■ What you are asked to do:
Transcribe every line, keeping it exact.

— Start of Provided data —

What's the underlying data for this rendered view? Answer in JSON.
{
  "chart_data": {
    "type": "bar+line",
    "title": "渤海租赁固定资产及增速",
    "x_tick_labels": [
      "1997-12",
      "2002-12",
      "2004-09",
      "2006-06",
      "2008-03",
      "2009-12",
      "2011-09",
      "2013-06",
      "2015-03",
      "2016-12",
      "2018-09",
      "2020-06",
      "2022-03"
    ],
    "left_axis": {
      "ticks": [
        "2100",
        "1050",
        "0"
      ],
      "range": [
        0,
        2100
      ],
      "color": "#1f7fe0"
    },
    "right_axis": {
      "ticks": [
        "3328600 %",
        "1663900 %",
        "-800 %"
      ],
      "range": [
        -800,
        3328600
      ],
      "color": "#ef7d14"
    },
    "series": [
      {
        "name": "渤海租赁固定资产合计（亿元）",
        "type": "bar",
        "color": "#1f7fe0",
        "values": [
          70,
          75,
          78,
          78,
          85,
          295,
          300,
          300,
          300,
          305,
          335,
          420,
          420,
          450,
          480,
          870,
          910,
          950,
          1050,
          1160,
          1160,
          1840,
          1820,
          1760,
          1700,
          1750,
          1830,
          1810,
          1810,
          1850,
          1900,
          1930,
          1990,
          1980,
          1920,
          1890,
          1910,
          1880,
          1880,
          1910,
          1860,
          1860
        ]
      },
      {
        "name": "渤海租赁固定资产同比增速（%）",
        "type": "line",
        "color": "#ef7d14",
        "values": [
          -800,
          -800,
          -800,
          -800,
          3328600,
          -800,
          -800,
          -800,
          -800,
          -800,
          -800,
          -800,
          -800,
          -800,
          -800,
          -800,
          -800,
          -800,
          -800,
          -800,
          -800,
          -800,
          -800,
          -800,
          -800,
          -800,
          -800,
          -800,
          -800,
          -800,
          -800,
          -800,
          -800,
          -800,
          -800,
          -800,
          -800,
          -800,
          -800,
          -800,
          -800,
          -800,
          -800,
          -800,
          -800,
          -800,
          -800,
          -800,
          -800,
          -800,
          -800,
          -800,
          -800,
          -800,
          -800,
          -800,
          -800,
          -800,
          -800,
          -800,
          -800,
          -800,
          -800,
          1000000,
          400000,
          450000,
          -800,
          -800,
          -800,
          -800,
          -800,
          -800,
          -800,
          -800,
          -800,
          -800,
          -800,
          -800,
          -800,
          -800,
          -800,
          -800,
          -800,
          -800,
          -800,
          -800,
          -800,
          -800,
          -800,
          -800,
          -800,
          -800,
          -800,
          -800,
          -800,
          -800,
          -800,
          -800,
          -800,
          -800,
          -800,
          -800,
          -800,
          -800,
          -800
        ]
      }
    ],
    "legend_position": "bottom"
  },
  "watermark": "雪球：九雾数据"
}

— End of Provided data —

■ Answer in full:
What's the underlying data for this rendered view? Answer in JSON.
{
  "chart_data": {
    "type": "bar+line",
    "title": "渤海租赁固定资产及增速",
    "x_tick_labels": [
      "1997-12",
      "2002-12",
      "2004-09",
      "2006-06",
      "2008-03",
      "2009-12",
      "2011-09",
      "2013-06",
      "2015-03",
      "2016-12",
      "2018-09",
      "2020-06",
      "2022-03"
    ],
    "left_axis": {
      "ticks": [
        "2100",
        "1050",
        "0"
      ],
      "range": [
        0,
        2100
      ],
      "color": "#1f7fe0"
    },
    "right_axis": {
      "ticks": [
        "3328600 %",
        "1663900 %",
        "-800 %"
      ],
      "range": [
        -800,
        3328600
      ],
      "color": "#ef7d14"
    },
    "series": [
      {
        "name": "渤海租赁固定资产合计（亿元）",
        "type": "bar",
        "color": "#1f7fe0",
        "values": [
          70,
          75,
          78,
          78,
          85,
          295,
          300,
          300,
          300,
          305,
          335,
          420,
          420,
          450,
          480,
          870,
          910,
          950,
          1050,
          1160,
          1160,
          1840,
          1820,
          1760,
          1700,
          1750,
          1830,
          1810,
          1810,
          1850,
          1900,
          1930,
          1990,
          1980,
          1920,
          1890,
          1910,
          1880,
          1880,
          1910,
          1860,
          1860
        ]
      },
      {
        "name": "渤海租赁固定资产同比增速（%）",
        "type": "line",
        "color": "#ef7d14",
        "values": [
          -800,
          -800,
          -800,
          -800,
          3328600,
          -800,
          -800,
          -800,
          -800,
          -800,
          -800,
          -800,
          -800,
          -800,
          -800,
          -800,
          -800,
          -800,
          -800,
          -800,
          -800,
          -800,
          -800,
          -800,
          -800,
          -800,
          -800,
          -800,
          -800,
          -800,
          -800,
          -800,
          -800,
          -800,
          -800,
          -800,
          -800,
          -800,
          -800,
          -800,
          -800,
          -800,
          -800,
          -800,
          -800,
          -800,
          -800,
          -800,
          -800,
          -800,
          -800,
          -800,
          -800,
          -800,
          -800,
          -800,
          -800,
          -800,
          -800,
          -800,
          -800,
          -800,
          -800,
          1000000,
          400000,
          450000,
          -800,
          -800,
          -800,
          -800,
          -800,
          -800,
          -800,
          -800,
          -800,
          -800,
          -800,
          -800,
          -800,
          -800,
          -800,
          -800,
          -800,
          -800,
          -800,
          -800,
          -800,
          -800,
          -800,
          -800,
          -800,
          -800,
          -800,
          -800,
          -800,
          -800,
          -800,
          -800,
          -800,
          -800,
          -800,
          -800,
          -800,
          -800,
          -800
        ]
      }
    ],
    "legend_position": "bottom"
  },
  "watermark": "雪球：九雾数据"
}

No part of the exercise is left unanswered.